[Annotated element listings]
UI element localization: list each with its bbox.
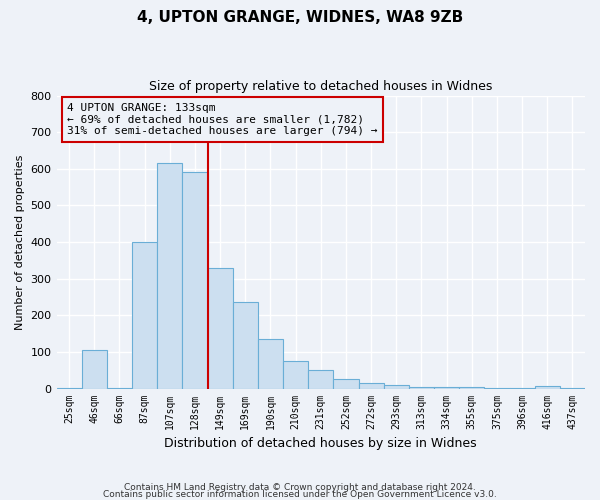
- Text: 4 UPTON GRANGE: 133sqm
← 69% of detached houses are smaller (1,782)
31% of semi-: 4 UPTON GRANGE: 133sqm ← 69% of detached…: [67, 103, 377, 136]
- Bar: [359, 383, 383, 388]
- Bar: [383, 385, 409, 388]
- Text: 4, UPTON GRANGE, WIDNES, WA8 9ZB: 4, UPTON GRANGE, WIDNES, WA8 9ZB: [137, 10, 463, 25]
- Y-axis label: Number of detached properties: Number of detached properties: [15, 154, 25, 330]
- Bar: [182, 172, 208, 388]
- Bar: [535, 386, 560, 388]
- Bar: [409, 386, 434, 388]
- Bar: [308, 370, 334, 388]
- Title: Size of property relative to detached houses in Widnes: Size of property relative to detached ho…: [149, 80, 493, 93]
- Bar: [157, 164, 182, 388]
- Bar: [334, 380, 359, 388]
- Bar: [283, 361, 308, 388]
- Bar: [132, 242, 157, 388]
- Bar: [258, 339, 283, 388]
- Text: Contains public sector information licensed under the Open Government Licence v3: Contains public sector information licen…: [103, 490, 497, 499]
- Bar: [82, 350, 107, 389]
- Text: Contains HM Land Registry data © Crown copyright and database right 2024.: Contains HM Land Registry data © Crown c…: [124, 484, 476, 492]
- Bar: [233, 302, 258, 388]
- X-axis label: Distribution of detached houses by size in Widnes: Distribution of detached houses by size …: [164, 437, 477, 450]
- Bar: [208, 268, 233, 388]
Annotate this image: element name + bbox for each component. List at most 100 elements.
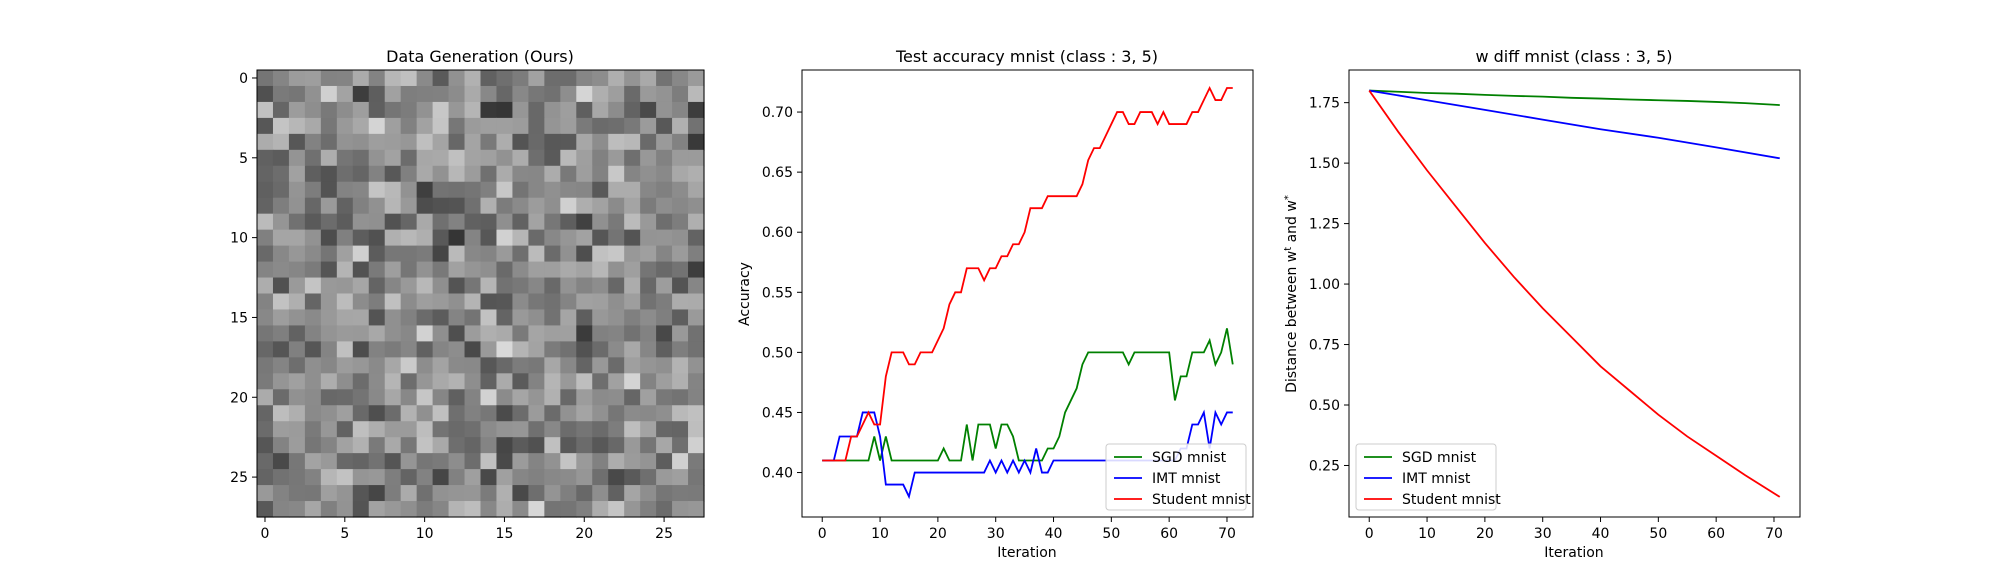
heatmap-cell bbox=[528, 85, 545, 103]
heatmap-cell bbox=[384, 101, 402, 119]
heatmap-cell bbox=[384, 261, 402, 279]
heatmap-cell bbox=[560, 149, 577, 167]
heatmap-cell bbox=[656, 485, 673, 502]
heatmap-cell bbox=[432, 197, 450, 215]
heatmap-cell bbox=[672, 453, 689, 470]
heatmap-cell bbox=[464, 421, 482, 438]
heatmap-cell bbox=[512, 197, 529, 215]
heatmap-cell bbox=[480, 181, 498, 199]
heatmap-cell bbox=[448, 405, 466, 422]
heatmap-cell bbox=[592, 133, 609, 151]
heatmap-cell bbox=[432, 357, 450, 374]
heatmap-cell bbox=[400, 261, 418, 279]
x-tick-label: 20 bbox=[1476, 526, 1494, 542]
heatmap-cell bbox=[320, 117, 338, 135]
heatmap-cell bbox=[656, 373, 673, 390]
heatmap-cell bbox=[336, 197, 354, 215]
heatmap-cell bbox=[352, 309, 370, 327]
heatmap-cell bbox=[656, 437, 673, 454]
x-tick-label: 70 bbox=[1765, 526, 1783, 542]
y-tick-label: 1.50 bbox=[1309, 156, 1340, 172]
heatmap-cell bbox=[336, 85, 354, 103]
heatmap-cell bbox=[320, 229, 338, 247]
heatmap-cell bbox=[368, 277, 386, 295]
heatmap-cell bbox=[560, 293, 577, 311]
heatmap-cell bbox=[368, 70, 386, 87]
heatmap-cell bbox=[384, 389, 402, 406]
heatmap-cell bbox=[352, 421, 370, 438]
heatmap-cell bbox=[512, 293, 529, 311]
heatmap-cell bbox=[480, 453, 498, 470]
heatmap-cell bbox=[480, 85, 498, 103]
heatmap-cell bbox=[608, 213, 625, 231]
wdiff-ticks: 0 10 20 30 40 50 60 70 0.25 0.50 0.75 1.00 1.25 1.50 1… bbox=[1309, 96, 1783, 542]
heatmap-cell bbox=[512, 85, 529, 103]
heatmap-cell bbox=[336, 357, 354, 374]
heatmap-cell bbox=[368, 373, 386, 390]
heatmap-ticks: 0 5 10 15 20 25 0 5 10 15 20 25 bbox=[230, 71, 673, 542]
y-tick-label: 1.00 bbox=[1309, 277, 1340, 293]
heatmap-cell bbox=[400, 389, 418, 406]
heatmap-cell bbox=[384, 245, 402, 263]
heatmap-cell bbox=[416, 421, 434, 438]
wdiff-background bbox=[1349, 70, 1800, 517]
heatmap-cell bbox=[544, 469, 561, 486]
heatmap-cell bbox=[257, 341, 274, 358]
heatmap-cell bbox=[624, 245, 641, 263]
heatmap-cell bbox=[688, 405, 705, 422]
heatmap-cell bbox=[448, 213, 466, 231]
heatmap-cell bbox=[288, 165, 306, 183]
heatmap-cell bbox=[512, 405, 529, 422]
heatmap-cell bbox=[592, 405, 609, 422]
heatmap-cell bbox=[257, 213, 274, 231]
heatmap-cell bbox=[560, 453, 577, 470]
heatmap-cell bbox=[400, 165, 418, 183]
heatmap-cell bbox=[400, 181, 418, 199]
heatmap-cell bbox=[432, 229, 450, 247]
heatmap-cell bbox=[688, 309, 705, 327]
heatmap-cell bbox=[464, 293, 482, 311]
heatmap-cell bbox=[416, 213, 434, 231]
heatmap-cell bbox=[544, 229, 561, 247]
heatmap-cell bbox=[512, 501, 529, 518]
heatmap-cell bbox=[336, 181, 354, 199]
heatmap-cell bbox=[400, 485, 418, 502]
heatmap-cell bbox=[464, 229, 482, 247]
heatmap-cell bbox=[272, 70, 290, 87]
heatmap-cell bbox=[257, 501, 274, 518]
heatmap-cell bbox=[592, 245, 609, 263]
heatmap-cell bbox=[624, 389, 641, 406]
heatmap-cell bbox=[512, 421, 529, 438]
y-tick-label: 0.75 bbox=[1309, 338, 1340, 354]
heatmap-cell bbox=[592, 85, 609, 103]
heatmap-cell bbox=[528, 197, 545, 215]
heatmap-cell bbox=[336, 453, 354, 470]
heatmap-cell bbox=[544, 277, 561, 295]
heatmap-cell bbox=[448, 373, 466, 390]
legend-label: SGD mnist bbox=[1402, 450, 1477, 466]
heatmap-cell bbox=[480, 117, 498, 135]
heatmap-cell bbox=[480, 469, 498, 486]
heatmap-cell bbox=[272, 389, 290, 406]
heatmap-cell bbox=[257, 421, 274, 438]
heatmap-cell bbox=[400, 453, 418, 470]
heatmap-cell bbox=[496, 485, 514, 502]
heatmap-cell bbox=[496, 469, 514, 486]
legend-label: Student mnist bbox=[1402, 492, 1501, 508]
heatmap-cell bbox=[544, 117, 561, 135]
heatmap-cell bbox=[304, 245, 322, 263]
heatmap-cell bbox=[352, 325, 370, 342]
heatmap-cell bbox=[272, 133, 290, 151]
y-tick-label: 25 bbox=[230, 470, 248, 486]
legend-label: Student mnist bbox=[1152, 492, 1251, 508]
heatmap-cell bbox=[432, 149, 450, 167]
heatmap-cell bbox=[368, 325, 386, 342]
heatmap-cell bbox=[352, 229, 370, 247]
heatmap-cell bbox=[672, 373, 689, 390]
heatmap-cell bbox=[576, 133, 593, 151]
heatmap-cell bbox=[512, 165, 529, 183]
heatmap-cell bbox=[288, 485, 306, 502]
heatmap-cell bbox=[528, 437, 545, 454]
heatmap-cell bbox=[576, 421, 593, 438]
heatmap-cell bbox=[576, 341, 593, 358]
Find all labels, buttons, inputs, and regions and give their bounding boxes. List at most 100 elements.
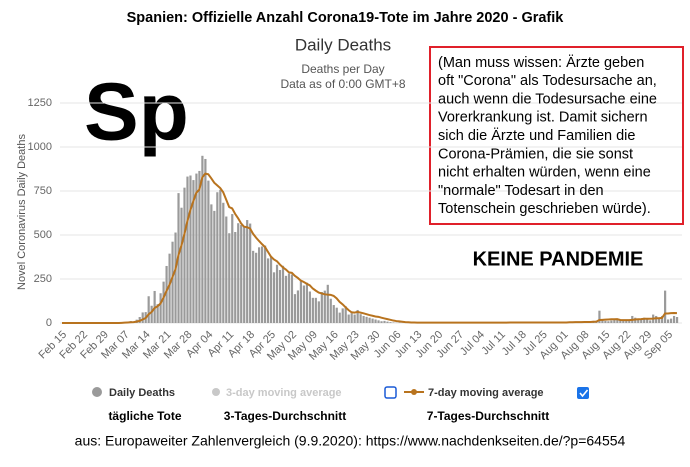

** Exercise instructions **
Print all of the items above word for word and line for line, leaving out the pictures.

** Response **
UI element localization: list each with its bbox.
- Text: 4 UPTON GRANGE: 133sqm
← 69% of detached houses are smaller (1,782)
31% of semi-: 4 UPTON GRANGE: 133sqm ← 69% of detached…: [67, 103, 377, 136]
- Bar: [359, 383, 383, 388]
- Bar: [383, 385, 409, 388]
- Text: 4, UPTON GRANGE, WIDNES, WA8 9ZB: 4, UPTON GRANGE, WIDNES, WA8 9ZB: [137, 10, 463, 25]
- Y-axis label: Number of detached properties: Number of detached properties: [15, 154, 25, 330]
- Bar: [182, 172, 208, 388]
- Bar: [535, 386, 560, 388]
- Bar: [409, 386, 434, 388]
- Bar: [308, 370, 334, 388]
- Title: Size of property relative to detached houses in Widnes: Size of property relative to detached ho…: [149, 80, 493, 93]
- Bar: [157, 164, 182, 388]
- Bar: [334, 380, 359, 388]
- Bar: [283, 361, 308, 388]
- Bar: [132, 242, 157, 388]
- Bar: [258, 339, 283, 388]
- Text: Contains public sector information licensed under the Open Government Licence v3: Contains public sector information licen…: [103, 490, 497, 499]
- Bar: [82, 350, 107, 389]
- Text: Contains HM Land Registry data © Crown copyright and database right 2024.: Contains HM Land Registry data © Crown c…: [124, 484, 476, 492]
- Bar: [233, 302, 258, 388]
- X-axis label: Distribution of detached houses by size in Widnes: Distribution of detached houses by size …: [164, 437, 477, 450]
- Bar: [208, 268, 233, 388]
Annotate this image: element name + bbox for each component. List at most 100 elements.
heatmap-cell bbox=[528, 85, 545, 103]
heatmap-cell bbox=[384, 101, 402, 119]
heatmap-cell bbox=[384, 261, 402, 279]
heatmap-cell bbox=[560, 149, 577, 167]
heatmap-cell bbox=[656, 485, 673, 502]
heatmap-cell bbox=[432, 197, 450, 215]
heatmap-cell bbox=[672, 453, 689, 470]
heatmap-cell bbox=[464, 421, 482, 438]
heatmap-cell bbox=[512, 197, 529, 215]
heatmap-cell bbox=[480, 181, 498, 199]
heatmap-cell bbox=[448, 405, 466, 422]
heatmap-cell bbox=[592, 133, 609, 151]
heatmap-cell bbox=[432, 357, 450, 374]
heatmap-cell bbox=[400, 261, 418, 279]
x-tick-label: 20 bbox=[1476, 526, 1494, 542]
heatmap-cell bbox=[320, 117, 338, 135]
heatmap-cell bbox=[656, 373, 673, 390]
heatmap-cell bbox=[336, 197, 354, 215]
heatmap-cell bbox=[352, 309, 370, 327]
heatmap-cell bbox=[656, 437, 673, 454]
x-tick-label: 70 bbox=[1765, 526, 1783, 542]
y-tick-label: 1.50 bbox=[1309, 156, 1340, 172]
heatmap-cell bbox=[336, 85, 354, 103]
heatmap-cell bbox=[320, 229, 338, 247]
heatmap-cell bbox=[368, 277, 386, 295]
heatmap-cell bbox=[560, 293, 577, 311]
heatmap-cell bbox=[368, 70, 386, 87]
heatmap-cell bbox=[384, 389, 402, 406]
heatmap-cell bbox=[352, 421, 370, 438]
heatmap-cell bbox=[512, 293, 529, 311]
heatmap-cell bbox=[480, 453, 498, 470]
heatmap-cell bbox=[480, 85, 498, 103]
heatmap-cell bbox=[608, 213, 625, 231]
wdiff-ticks: 0 10 20 30 40 50 60 70 0.25 0.50 0.75 1.00 1.25 1.50 1… bbox=[1309, 96, 1783, 542]
heatmap-cell bbox=[512, 85, 529, 103]
heatmap-cell bbox=[336, 357, 354, 374]
heatmap-cell bbox=[368, 373, 386, 390]
heatmap-ticks: 0 5 10 15 20 25 0 5 10 15 20 25 bbox=[230, 71, 673, 542]
y-tick-label: 1.00 bbox=[1309, 277, 1340, 293]
heatmap-cell bbox=[400, 389, 418, 406]
heatmap-cell bbox=[384, 245, 402, 263]
heatmap-cell bbox=[416, 421, 434, 438]
wdiff-background bbox=[1349, 70, 1800, 517]
heatmap-cell bbox=[544, 469, 561, 486]
heatmap-cell bbox=[257, 341, 274, 358]
heatmap-cell bbox=[624, 245, 641, 263]
heatmap-cell bbox=[688, 405, 705, 422]
heatmap-cell bbox=[448, 213, 466, 231]
heatmap-cell bbox=[288, 165, 306, 183]
heatmap-cell bbox=[512, 405, 529, 422]
heatmap-cell bbox=[592, 405, 609, 422]
heatmap-cell bbox=[257, 213, 274, 231]
heatmap-cell bbox=[560, 453, 577, 470]
heatmap-cell bbox=[400, 165, 418, 183]
heatmap-cell bbox=[400, 181, 418, 199]
heatmap-cell bbox=[432, 229, 450, 247]
heatmap-cell bbox=[688, 309, 705, 327]
heatmap-cell bbox=[464, 293, 482, 311]
heatmap-cell bbox=[416, 213, 434, 231]
heatmap-cell bbox=[544, 229, 561, 247]
heatmap-cell bbox=[512, 501, 529, 518]
heatmap-cell bbox=[336, 181, 354, 199]
heatmap-cell bbox=[400, 485, 418, 502]
heatmap-cell bbox=[464, 229, 482, 247]
heatmap-cell bbox=[272, 70, 290, 87]
heatmap-cell bbox=[257, 501, 274, 518]
heatmap-cell bbox=[592, 245, 609, 263]
heatmap-cell bbox=[624, 389, 641, 406]
heatmap-cell bbox=[512, 421, 529, 438]
y-tick-label: 0.75 bbox=[1309, 338, 1340, 354]
heatmap-cell bbox=[592, 85, 609, 103]
heatmap-cell bbox=[528, 197, 545, 215]
heatmap-cell bbox=[336, 453, 354, 470]
heatmap-cell bbox=[544, 277, 561, 295]
heatmap-cell bbox=[448, 373, 466, 390]
legend-label: SGD mnist bbox=[1402, 450, 1477, 466]
heatmap-cell bbox=[480, 117, 498, 135]
heatmap-cell bbox=[480, 469, 498, 486]
heatmap-cell bbox=[272, 389, 290, 406]
heatmap-cell bbox=[257, 421, 274, 438]
heatmap-cell bbox=[400, 453, 418, 470]
heatmap-cell bbox=[496, 485, 514, 502]
heatmap-cell bbox=[496, 469, 514, 486]
legend-label: Student mnist bbox=[1402, 492, 1501, 508]
heatmap-cell bbox=[544, 117, 561, 135]
heatmap-cell bbox=[304, 245, 322, 263]
heatmap-cell bbox=[352, 325, 370, 342]
heatmap-cell bbox=[272, 133, 290, 151]
y-tick-label: 25 bbox=[230, 470, 248, 486]
legend-label: Student mnist bbox=[1152, 492, 1251, 508]
heatmap-cell bbox=[432, 149, 450, 167]
heatmap-cell bbox=[368, 325, 386, 342]
heatmap-cell bbox=[352, 229, 370, 247]
heatmap-cell bbox=[672, 373, 689, 390]
heatmap-cell bbox=[576, 133, 593, 151]
heatmap-cell bbox=[512, 165, 529, 183]
heatmap-cell bbox=[288, 485, 306, 502]
heatmap-cell bbox=[528, 437, 545, 454]
heatmap-cell bbox=[576, 421, 593, 438]
heatmap-cell bbox=[576, 341, 593, 358]
Find all labels, buttons, inputs, and regions and give their bounding boxes. List at most 100 elements.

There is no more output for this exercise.